Exercise brief: Transcribe the records in full, keeping every character as it is.

────────────────

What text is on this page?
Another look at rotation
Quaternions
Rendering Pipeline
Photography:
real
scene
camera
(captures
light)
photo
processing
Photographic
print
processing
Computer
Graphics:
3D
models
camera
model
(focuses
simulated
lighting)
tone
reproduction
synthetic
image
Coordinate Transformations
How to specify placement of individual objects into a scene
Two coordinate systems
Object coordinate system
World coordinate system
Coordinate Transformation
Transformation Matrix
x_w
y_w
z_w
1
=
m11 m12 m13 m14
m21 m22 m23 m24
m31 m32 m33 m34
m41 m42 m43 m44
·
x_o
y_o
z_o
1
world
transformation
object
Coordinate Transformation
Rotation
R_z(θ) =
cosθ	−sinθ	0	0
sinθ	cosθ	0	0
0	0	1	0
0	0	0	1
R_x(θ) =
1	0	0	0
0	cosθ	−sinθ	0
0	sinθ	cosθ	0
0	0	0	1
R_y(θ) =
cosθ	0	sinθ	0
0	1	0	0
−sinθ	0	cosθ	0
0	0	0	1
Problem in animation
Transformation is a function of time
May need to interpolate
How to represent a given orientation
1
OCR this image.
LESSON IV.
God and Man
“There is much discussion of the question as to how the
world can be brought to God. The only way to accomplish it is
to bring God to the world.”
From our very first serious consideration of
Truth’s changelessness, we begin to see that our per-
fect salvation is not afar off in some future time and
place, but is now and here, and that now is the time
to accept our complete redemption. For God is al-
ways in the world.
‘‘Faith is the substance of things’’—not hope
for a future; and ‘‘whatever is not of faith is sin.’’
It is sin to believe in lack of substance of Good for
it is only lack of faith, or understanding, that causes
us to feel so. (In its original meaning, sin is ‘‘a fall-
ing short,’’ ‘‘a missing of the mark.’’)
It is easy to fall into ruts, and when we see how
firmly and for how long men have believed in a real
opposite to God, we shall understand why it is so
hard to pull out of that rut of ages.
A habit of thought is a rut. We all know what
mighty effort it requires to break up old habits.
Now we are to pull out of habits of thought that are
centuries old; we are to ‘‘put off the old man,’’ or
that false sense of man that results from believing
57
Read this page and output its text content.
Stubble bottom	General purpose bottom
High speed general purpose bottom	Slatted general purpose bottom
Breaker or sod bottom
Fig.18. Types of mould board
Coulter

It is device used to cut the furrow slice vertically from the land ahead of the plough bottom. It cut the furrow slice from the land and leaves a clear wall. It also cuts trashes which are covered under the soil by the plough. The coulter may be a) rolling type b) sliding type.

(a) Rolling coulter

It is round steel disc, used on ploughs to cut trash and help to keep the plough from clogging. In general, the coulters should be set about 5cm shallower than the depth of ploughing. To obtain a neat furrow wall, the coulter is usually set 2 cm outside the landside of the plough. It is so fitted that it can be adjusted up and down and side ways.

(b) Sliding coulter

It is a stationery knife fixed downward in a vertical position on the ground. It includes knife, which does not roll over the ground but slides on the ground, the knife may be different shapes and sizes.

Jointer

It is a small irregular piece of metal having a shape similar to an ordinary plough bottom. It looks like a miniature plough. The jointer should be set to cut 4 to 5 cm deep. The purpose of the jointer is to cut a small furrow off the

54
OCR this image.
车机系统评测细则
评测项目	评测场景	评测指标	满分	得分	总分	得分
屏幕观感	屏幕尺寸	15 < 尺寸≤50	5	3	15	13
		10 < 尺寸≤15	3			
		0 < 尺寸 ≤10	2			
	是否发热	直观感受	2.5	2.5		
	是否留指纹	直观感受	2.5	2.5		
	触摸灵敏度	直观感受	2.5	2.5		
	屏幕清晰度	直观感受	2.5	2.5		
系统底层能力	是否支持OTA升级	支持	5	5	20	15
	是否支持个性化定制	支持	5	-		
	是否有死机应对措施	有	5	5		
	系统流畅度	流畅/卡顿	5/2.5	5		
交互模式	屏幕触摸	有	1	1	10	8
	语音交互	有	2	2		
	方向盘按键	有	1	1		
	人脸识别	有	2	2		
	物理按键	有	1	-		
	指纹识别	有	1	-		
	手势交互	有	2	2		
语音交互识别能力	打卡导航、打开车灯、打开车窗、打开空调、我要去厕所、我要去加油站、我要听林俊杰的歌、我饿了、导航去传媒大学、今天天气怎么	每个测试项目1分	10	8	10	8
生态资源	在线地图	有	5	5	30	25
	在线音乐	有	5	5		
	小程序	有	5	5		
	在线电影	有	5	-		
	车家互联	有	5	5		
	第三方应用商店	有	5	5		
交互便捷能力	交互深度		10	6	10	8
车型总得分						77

────────────────

Worked answer:
What text is on this page?
Another look at rotation
Quaternions
Rendering Pipeline
Photography:
real
scene
camera
(captures
light)
photo
processing
Photographic
print
processing
Computer
Graphics:
3D
models
camera
model
(focuses
simulated
lighting)
tone
reproduction
synthetic
image
Coordinate Transformations
How to specify placement of individual objects into a scene
Two coordinate systems
Object coordinate system
World coordinate system
Coordinate Transformation
Transformation Matrix
x_w
y_w
z_w
1
=
m11 m12 m13 m14
m21 m22 m23 m24
m31 m32 m33 m34
m41 m42 m43 m44
·
x_o
y_o
z_o
1
world
transformation
object
Coordinate Transformation
Rotation
R_z(θ) =
cosθ	−sinθ	0	0
sinθ	cosθ	0	0
0	0	1	0
0	0	0	1
R_x(θ) =
1	0	0	0
0	cosθ	−sinθ	0
0	sinθ	cosθ	0
0	0	0	1
R_y(θ) =
cosθ	0	sinθ	0
0	1	0	0
−sinθ	0	cosθ	0
0	0	0	1
Problem in animation
Transformation is a function of time
May need to interpolate
How to represent a given orientation
1
OCR this image.
LESSON IV.
God and Man
“There is much discussion of the question as to how the
world can be brought to God. The only way to accomplish it is
to bring God to the world.”
From our very first serious consideration of
Truth’s changelessness, we begin to see that our per-
fect salvation is not afar off in some future time and
place, but is now and here, and that now is the time
to accept our complete redemption. For God is al-
ways in the world.
‘‘Faith is the substance of things’’—not hope
for a future; and ‘‘whatever is not of faith is sin.’’
It is sin to believe in lack of substance of Good for
it is only lack of faith, or understanding, that causes
us to feel so. (In its original meaning, sin is ‘‘a fall-
ing short,’’ ‘‘a missing of the mark.’’)
It is easy to fall into ruts, and when we see how
firmly and for how long men have believed in a real
opposite to God, we shall understand why it is so
hard to pull out of that rut of ages.
A habit of thought is a rut. We all know what
mighty effort it requires to break up old habits.
Now we are to pull out of habits of thought that are
centuries old; we are to ‘‘put off the old man,’’ or
that false sense of man that results from believing
57
Read this page and output its text content.
Stubble bottom	General purpose bottom
High speed general purpose bottom	Slatted general purpose bottom
Breaker or sod bottom
Fig.18. Types of mould board
Coulter

It is device used to cut the furrow slice vertically from the land ahead of the plough bottom. It cut the furrow slice from the land and leaves a clear wall. It also cuts trashes which are covered under the soil by the plough. The coulter may be a) rolling type b) sliding type.

(a) Rolling coulter

It is round steel disc, used on ploughs to cut trash and help to keep the plough from clogging. In general, the coulters should be set about 5cm shallower than the depth of ploughing. To obtain a neat furrow wall, the coulter is usually set 2 cm outside the landside of the plough. It is so fitted that it can be adjusted up and down and side ways.

(b) Sliding coulter

It is a stationery knife fixed downward in a vertical position on the ground. It includes knife, which does not roll over the ground but slides on the ground, the knife may be different shapes and sizes.

Jointer

It is a small irregular piece of metal having a shape similar to an ordinary plough bottom. It looks like a miniature plough. The jointer should be set to cut 4 to 5 cm deep. The purpose of the jointer is to cut a small furrow off the

54
OCR this image.
车机系统评测细则
评测项目	评测场景	评测指标	满分	得分	总分	得分
屏幕观感	屏幕尺寸	15 < 尺寸≤50	5	3	15	13
		10 < 尺寸≤15	3			
		0 < 尺寸 ≤10	2			
	是否发热	直观感受	2.5	2.5		
	是否留指纹	直观感受	2.5	2.5		
	触摸灵敏度	直观感受	2.5	2.5		
	屏幕清晰度	直观感受	2.5	2.5		
系统底层能力	是否支持OTA升级	支持	5	5	20	15
	是否支持个性化定制	支持	5	-		
	是否有死机应对措施	有	5	5		
	系统流畅度	流畅/卡顿	5/2.5	5		
交互模式	屏幕触摸	有	1	1	10	8
	语音交互	有	2	2		
	方向盘按键	有	1	1		
	人脸识别	有	2	2		
	物理按键	有	1	-		
	指纹识别	有	1	-		
	手势交互	有	2	2		
语音交互识别能力	打卡导航、打开车灯、打开车窗、打开空调、我要去厕所、我要去加油站、我要听林俊杰的歌、我饿了、导航去传媒大学、今天天气怎么	每个测试项目1分	10	8	10	8
生态资源	在线地图	有	5	5	30	25
	在线音乐	有	5	5		
	小程序	有	5	5		
	在线电影	有	5	-		
	车家互联	有	5	5		
	第三方应用商店	有	5	5		
交互便捷能力	交互深度		10	6	10	8
车型总得分						77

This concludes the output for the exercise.